Extract each line containing the string "biryani".
***** DATA SHOWN
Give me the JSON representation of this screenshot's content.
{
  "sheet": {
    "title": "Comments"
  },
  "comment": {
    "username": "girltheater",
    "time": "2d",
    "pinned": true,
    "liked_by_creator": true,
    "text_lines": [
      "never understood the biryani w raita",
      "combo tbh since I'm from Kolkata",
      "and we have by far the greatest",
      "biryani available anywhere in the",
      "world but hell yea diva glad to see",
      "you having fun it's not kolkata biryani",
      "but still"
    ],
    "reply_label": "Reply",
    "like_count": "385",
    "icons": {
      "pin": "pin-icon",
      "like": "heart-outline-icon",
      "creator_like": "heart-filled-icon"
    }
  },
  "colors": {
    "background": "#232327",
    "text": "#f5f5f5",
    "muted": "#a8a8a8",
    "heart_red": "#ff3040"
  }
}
**********
COMPLETE RESPONSE:
      "never understood the biryani w raita",
      "biryani available anywhere in the",
      "you having fun it's not kolkata biryani",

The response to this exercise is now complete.